→ **What to work on**: Wherever a line below holds the word "Computer", copy that line.

━━━━━━━━

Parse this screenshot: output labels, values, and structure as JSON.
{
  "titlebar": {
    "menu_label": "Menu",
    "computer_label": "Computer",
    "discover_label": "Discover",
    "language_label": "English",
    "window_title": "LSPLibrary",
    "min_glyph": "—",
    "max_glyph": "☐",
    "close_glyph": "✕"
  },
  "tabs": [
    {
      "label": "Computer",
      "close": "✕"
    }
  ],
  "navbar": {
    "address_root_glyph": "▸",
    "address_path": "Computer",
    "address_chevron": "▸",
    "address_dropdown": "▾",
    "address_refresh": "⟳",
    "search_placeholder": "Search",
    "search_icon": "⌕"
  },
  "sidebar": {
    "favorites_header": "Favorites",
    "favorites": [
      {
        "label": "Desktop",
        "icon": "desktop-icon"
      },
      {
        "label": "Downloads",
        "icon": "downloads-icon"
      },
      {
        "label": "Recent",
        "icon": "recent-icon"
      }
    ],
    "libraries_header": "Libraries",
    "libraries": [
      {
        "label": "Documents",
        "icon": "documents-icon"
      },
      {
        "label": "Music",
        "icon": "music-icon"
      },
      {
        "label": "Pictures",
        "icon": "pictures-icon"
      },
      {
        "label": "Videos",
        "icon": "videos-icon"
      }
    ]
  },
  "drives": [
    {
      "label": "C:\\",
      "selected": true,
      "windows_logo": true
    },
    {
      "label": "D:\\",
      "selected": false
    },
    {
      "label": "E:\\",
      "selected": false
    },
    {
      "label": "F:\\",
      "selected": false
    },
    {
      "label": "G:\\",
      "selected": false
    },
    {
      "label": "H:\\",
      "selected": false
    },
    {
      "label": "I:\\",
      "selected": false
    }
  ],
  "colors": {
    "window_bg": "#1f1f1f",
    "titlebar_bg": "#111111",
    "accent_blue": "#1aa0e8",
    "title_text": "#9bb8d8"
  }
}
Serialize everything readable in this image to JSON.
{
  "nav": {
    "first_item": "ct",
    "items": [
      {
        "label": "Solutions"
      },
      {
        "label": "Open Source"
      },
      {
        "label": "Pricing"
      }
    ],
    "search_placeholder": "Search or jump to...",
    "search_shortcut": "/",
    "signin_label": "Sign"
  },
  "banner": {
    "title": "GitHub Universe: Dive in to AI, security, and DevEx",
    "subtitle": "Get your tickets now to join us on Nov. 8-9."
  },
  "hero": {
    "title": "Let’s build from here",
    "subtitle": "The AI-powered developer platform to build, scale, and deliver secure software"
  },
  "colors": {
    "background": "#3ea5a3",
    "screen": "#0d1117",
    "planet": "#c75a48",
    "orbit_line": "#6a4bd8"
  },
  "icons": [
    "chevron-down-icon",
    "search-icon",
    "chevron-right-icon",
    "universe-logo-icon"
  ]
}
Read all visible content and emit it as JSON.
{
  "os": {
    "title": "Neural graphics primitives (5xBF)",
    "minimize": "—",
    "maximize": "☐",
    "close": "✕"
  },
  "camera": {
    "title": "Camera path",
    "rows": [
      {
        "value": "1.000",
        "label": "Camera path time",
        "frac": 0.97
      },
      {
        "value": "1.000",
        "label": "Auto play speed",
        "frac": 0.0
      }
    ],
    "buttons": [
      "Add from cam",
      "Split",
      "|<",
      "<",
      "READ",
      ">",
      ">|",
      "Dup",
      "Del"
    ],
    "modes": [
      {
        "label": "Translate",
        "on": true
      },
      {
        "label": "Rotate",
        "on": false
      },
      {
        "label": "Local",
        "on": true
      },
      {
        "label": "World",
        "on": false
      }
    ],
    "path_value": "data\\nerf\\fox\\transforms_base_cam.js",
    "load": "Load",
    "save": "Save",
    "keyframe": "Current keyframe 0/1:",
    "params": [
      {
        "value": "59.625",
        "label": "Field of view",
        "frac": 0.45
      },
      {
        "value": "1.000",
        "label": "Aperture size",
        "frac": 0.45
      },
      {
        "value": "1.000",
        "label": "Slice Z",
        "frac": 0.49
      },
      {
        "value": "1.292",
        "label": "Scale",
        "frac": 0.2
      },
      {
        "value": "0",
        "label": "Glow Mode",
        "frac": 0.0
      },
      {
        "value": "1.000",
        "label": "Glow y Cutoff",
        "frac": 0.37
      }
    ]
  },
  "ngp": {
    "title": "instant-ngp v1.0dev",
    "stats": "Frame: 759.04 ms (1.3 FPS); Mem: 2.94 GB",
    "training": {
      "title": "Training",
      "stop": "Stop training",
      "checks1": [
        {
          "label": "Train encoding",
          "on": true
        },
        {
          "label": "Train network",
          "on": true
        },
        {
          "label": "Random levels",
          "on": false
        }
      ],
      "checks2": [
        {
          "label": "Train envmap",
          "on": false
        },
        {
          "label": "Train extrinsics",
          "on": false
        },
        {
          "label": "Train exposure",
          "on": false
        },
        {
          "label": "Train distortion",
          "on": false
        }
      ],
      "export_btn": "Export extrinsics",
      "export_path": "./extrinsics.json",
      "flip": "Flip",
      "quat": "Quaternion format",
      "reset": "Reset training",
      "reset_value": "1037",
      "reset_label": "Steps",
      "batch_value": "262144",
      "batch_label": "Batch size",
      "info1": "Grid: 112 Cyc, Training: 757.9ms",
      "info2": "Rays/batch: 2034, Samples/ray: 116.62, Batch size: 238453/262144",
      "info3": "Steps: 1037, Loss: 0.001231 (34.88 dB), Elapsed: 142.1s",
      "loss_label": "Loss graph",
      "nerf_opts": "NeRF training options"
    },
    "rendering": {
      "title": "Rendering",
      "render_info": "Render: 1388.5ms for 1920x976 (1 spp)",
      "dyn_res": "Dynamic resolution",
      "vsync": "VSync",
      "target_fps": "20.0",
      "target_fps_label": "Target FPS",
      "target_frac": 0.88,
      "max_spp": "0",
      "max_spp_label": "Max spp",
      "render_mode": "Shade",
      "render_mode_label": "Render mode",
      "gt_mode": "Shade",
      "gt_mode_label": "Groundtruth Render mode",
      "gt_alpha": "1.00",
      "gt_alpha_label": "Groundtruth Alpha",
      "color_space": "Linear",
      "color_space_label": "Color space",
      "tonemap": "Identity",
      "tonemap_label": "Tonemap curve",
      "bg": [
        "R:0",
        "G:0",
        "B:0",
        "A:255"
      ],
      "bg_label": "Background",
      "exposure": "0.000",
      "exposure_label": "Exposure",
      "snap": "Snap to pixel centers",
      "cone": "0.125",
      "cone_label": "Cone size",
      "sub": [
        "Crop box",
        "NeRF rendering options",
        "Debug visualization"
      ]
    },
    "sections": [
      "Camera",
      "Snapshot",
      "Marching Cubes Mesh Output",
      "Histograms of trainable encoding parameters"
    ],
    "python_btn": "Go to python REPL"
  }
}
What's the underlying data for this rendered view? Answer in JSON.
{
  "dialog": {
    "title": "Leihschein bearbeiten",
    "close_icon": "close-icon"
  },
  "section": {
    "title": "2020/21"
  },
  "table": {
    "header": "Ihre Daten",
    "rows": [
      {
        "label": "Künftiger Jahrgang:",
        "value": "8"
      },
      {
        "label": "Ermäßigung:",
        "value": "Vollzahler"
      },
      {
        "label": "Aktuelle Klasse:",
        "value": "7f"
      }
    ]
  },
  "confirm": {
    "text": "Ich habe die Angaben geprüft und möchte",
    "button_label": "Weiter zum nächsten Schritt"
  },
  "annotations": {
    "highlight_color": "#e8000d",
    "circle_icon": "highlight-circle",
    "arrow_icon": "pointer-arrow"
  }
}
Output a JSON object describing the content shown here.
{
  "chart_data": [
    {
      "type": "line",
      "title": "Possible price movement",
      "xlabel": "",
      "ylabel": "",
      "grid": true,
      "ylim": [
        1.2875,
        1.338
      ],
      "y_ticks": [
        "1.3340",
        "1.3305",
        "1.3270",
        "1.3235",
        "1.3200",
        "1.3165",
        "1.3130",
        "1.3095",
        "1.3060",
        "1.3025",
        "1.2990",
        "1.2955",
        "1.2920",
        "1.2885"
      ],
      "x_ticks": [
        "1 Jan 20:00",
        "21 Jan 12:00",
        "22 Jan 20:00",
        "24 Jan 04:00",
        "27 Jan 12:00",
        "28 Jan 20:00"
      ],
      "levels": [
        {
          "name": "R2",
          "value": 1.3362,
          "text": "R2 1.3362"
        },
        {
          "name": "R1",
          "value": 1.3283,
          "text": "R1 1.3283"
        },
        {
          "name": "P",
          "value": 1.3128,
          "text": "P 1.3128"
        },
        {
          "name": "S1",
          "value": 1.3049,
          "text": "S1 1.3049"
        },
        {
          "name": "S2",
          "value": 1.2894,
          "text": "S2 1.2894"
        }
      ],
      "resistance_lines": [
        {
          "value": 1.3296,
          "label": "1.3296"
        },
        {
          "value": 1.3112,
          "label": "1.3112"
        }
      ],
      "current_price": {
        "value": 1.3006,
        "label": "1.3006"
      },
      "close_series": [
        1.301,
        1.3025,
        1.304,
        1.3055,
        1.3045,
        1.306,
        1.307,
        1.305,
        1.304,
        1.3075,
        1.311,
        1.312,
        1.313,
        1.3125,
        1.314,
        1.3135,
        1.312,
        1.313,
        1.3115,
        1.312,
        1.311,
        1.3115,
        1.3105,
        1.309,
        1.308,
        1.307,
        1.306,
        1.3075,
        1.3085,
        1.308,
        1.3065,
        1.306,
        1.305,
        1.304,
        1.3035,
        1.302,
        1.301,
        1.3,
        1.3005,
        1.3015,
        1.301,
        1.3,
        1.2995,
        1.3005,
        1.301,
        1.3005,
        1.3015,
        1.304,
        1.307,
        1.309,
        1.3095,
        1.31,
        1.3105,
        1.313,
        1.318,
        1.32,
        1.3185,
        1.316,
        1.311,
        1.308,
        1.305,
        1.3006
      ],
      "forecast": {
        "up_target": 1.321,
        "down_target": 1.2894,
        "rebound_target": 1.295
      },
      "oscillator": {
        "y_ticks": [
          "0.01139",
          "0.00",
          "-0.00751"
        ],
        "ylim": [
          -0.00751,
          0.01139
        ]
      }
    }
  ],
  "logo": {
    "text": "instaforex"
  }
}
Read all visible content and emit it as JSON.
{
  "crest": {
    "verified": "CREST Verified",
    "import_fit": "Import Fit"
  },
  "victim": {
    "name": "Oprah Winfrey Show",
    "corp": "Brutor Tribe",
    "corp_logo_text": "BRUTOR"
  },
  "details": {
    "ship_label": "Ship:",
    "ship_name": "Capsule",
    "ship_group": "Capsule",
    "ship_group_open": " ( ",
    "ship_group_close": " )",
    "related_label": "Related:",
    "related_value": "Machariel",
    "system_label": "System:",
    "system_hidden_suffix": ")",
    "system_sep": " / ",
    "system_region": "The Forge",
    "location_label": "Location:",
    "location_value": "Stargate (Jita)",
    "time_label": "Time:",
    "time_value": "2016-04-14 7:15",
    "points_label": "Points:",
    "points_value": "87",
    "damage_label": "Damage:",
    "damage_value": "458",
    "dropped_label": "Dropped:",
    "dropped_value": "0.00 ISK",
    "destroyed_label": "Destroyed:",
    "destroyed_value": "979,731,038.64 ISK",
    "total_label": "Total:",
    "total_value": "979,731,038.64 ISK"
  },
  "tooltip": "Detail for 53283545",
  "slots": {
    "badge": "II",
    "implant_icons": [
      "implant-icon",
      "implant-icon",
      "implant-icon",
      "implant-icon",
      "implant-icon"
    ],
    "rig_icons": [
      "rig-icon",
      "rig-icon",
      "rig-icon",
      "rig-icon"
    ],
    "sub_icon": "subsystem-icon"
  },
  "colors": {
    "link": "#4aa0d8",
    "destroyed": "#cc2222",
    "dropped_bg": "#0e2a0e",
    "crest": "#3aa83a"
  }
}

━━━━━━━━

→ **Task solution**:
    "computer_label": "Computer",
      "label": "Computer",
    "address_path": "Computer",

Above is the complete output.